• **What is needed**:
Without including any images, reproduce each entry exactly.
[BEGIN Information shown]
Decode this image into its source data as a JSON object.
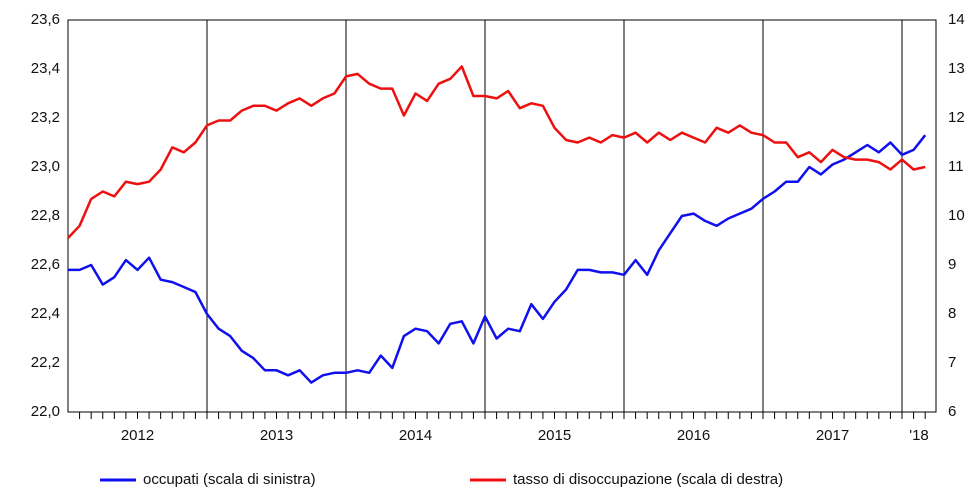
{
  "chart_data": {
    "type": "line",
    "year_labels": [
      "2012",
      "2013",
      "2014",
      "2015",
      "2016",
      "2017",
      "'18"
    ],
    "series": [
      {
        "name": "occupati (scala di sinistra)",
        "color": "#1010ee",
        "axis": "y",
        "values": [
          22.58,
          22.58,
          22.6,
          22.52,
          22.55,
          22.62,
          22.58,
          22.63,
          22.54,
          22.53,
          22.51,
          22.49,
          22.4,
          22.34,
          22.31,
          22.25,
          22.22,
          22.17,
          22.17,
          22.15,
          22.17,
          22.12,
          22.15,
          22.16,
          22.16,
          22.17,
          22.16,
          22.23,
          22.18,
          22.31,
          22.34,
          22.33,
          22.28,
          22.36,
          22.37,
          22.28,
          22.39,
          22.3,
          22.34,
          22.33,
          22.44,
          22.38,
          22.45,
          22.5,
          22.58,
          22.58,
          22.57,
          22.57,
          22.56,
          22.62,
          22.56,
          22.66,
          22.73,
          22.8,
          22.81,
          22.78,
          22.76,
          22.79,
          22.81,
          22.83,
          22.87,
          22.9,
          22.94,
          22.94,
          23.0,
          22.97,
          23.01,
          23.03,
          23.06,
          23.09,
          23.06,
          23.1,
          23.05,
          23.07,
          23.13
        ]
      },
      {
        "name": "tasso di disoccupazione (scala di destra)",
        "color": "#ee1010",
        "axis": "y2",
        "values": [
          9.55,
          9.8,
          10.35,
          10.5,
          10.4,
          10.7,
          10.65,
          10.7,
          10.95,
          11.4,
          11.3,
          11.5,
          11.85,
          11.95,
          11.95,
          12.15,
          12.25,
          12.25,
          12.15,
          12.3,
          12.4,
          12.25,
          12.4,
          12.5,
          12.85,
          12.9,
          12.7,
          12.6,
          12.6,
          12.05,
          12.5,
          12.35,
          12.7,
          12.8,
          13.05,
          12.45,
          12.45,
          12.4,
          12.55,
          12.2,
          12.3,
          12.25,
          11.8,
          11.55,
          11.5,
          11.6,
          11.5,
          11.65,
          11.6,
          11.7,
          11.5,
          11.7,
          11.55,
          11.7,
          11.6,
          11.5,
          11.8,
          11.7,
          11.85,
          11.7,
          11.65,
          11.5,
          11.5,
          11.2,
          11.3,
          11.1,
          11.35,
          11.2,
          11.15,
          11.15,
          11.1,
          10.95,
          11.15,
          10.95,
          11.0
        ]
      }
    ],
    "ylim": [
      22.0,
      23.6
    ],
    "yticks": [
      {
        "value": 22.0,
        "label": "22,0"
      },
      {
        "value": 22.2,
        "label": "22,2"
      },
      {
        "value": 22.4,
        "label": "22,4"
      },
      {
        "value": 22.6,
        "label": "22,6"
      },
      {
        "value": 22.8,
        "label": "22,8"
      },
      {
        "value": 23.0,
        "label": "23,0"
      },
      {
        "value": 23.2,
        "label": "23,2"
      },
      {
        "value": 23.4,
        "label": "23,4"
      },
      {
        "value": 23.6,
        "label": "23,6"
      }
    ],
    "y2lim": [
      6,
      14
    ],
    "y2ticks": [
      6,
      7,
      8,
      9,
      10,
      11,
      12,
      13,
      14
    ],
    "legend": "bottom"
  }
}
[END Information shown]
• **Exercise response**:
Decode this image into its source data as a JSON object.
{
  "chart_data": {
    "type": "line",
    "year_labels": [
      "2012",
      "2013",
      "2014",
      "2015",
      "2016",
      "2017",
      "'18"
    ],
    "series": [
      {
        "name": "occupati (scala di sinistra)",
        "color": "#1010ee",
        "axis": "y",
        "values": [
          22.58,
          22.58,
          22.6,
          22.52,
          22.55,
          22.62,
          22.58,
          22.63,
          22.54,
          22.53,
          22.51,
          22.49,
          22.4,
          22.34,
          22.31,
          22.25,
          22.22,
          22.17,
          22.17,
          22.15,
          22.17,
          22.12,
          22.15,
          22.16,
          22.16,
          22.17,
          22.16,
          22.23,
          22.18,
          22.31,
          22.34,
          22.33,
          22.28,
          22.36,
          22.37,
          22.28,
          22.39,
          22.3,
          22.34,
          22.33,
          22.44,
          22.38,
          22.45,
          22.5,
          22.58,
          22.58,
          22.57,
          22.57,
          22.56,
          22.62,
          22.56,
          22.66,
          22.73,
          22.8,
          22.81,
          22.78,
          22.76,
          22.79,
          22.81,
          22.83,
          22.87,
          22.9,
          22.94,
          22.94,
          23.0,
          22.97,
          23.01,
          23.03,
          23.06,
          23.09,
          23.06,
          23.1,
          23.05,
          23.07,
          23.13
        ]
      },
      {
        "name": "tasso di disoccupazione (scala di destra)",
        "color": "#ee1010",
        "axis": "y2",
        "values": [
          9.55,
          9.8,
          10.35,
          10.5,
          10.4,
          10.7,
          10.65,
          10.7,
          10.95,
          11.4,
          11.3,
          11.5,
          11.85,
          11.95,
          11.95,
          12.15,
          12.25,
          12.25,
          12.15,
          12.3,
          12.4,
          12.25,
          12.4,
          12.5,
          12.85,
          12.9,
          12.7,
          12.6,
          12.6,
          12.05,
          12.5,
          12.35,
          12.7,
          12.8,
          13.05,
          12.45,
          12.45,
          12.4,
          12.55,
          12.2,
          12.3,
          12.25,
          11.8,
          11.55,
          11.5,
          11.6,
          11.5,
          11.65,
          11.6,
          11.7,
          11.5,
          11.7,
          11.55,
          11.7,
          11.6,
          11.5,
          11.8,
          11.7,
          11.85,
          11.7,
          11.65,
          11.5,
          11.5,
          11.2,
          11.3,
          11.1,
          11.35,
          11.2,
          11.15,
          11.15,
          11.1,
          10.95,
          11.15,
          10.95,
          11.0
        ]
      }
    ],
    "ylim": [
      22.0,
      23.6
    ],
    "yticks": [
      {
        "value": 22.0,
        "label": "22,0"
      },
      {
        "value": 22.2,
        "label": "22,2"
      },
      {
        "value": 22.4,
        "label": "22,4"
      },
      {
        "value": 22.6,
        "label": "22,6"
      },
      {
        "value": 22.8,
        "label": "22,8"
      },
      {
        "value": 23.0,
        "label": "23,0"
      },
      {
        "value": 23.2,
        "label": "23,2"
      },
      {
        "value": 23.4,
        "label": "23,4"
      },
      {
        "value": 23.6,
        "label": "23,6"
      }
    ],
    "y2lim": [
      6,
      14
    ],
    "y2ticks": [
      6,
      7,
      8,
      9,
      10,
      11,
      12,
      13,
      14
    ],
    "legend": "bottom"
  }
}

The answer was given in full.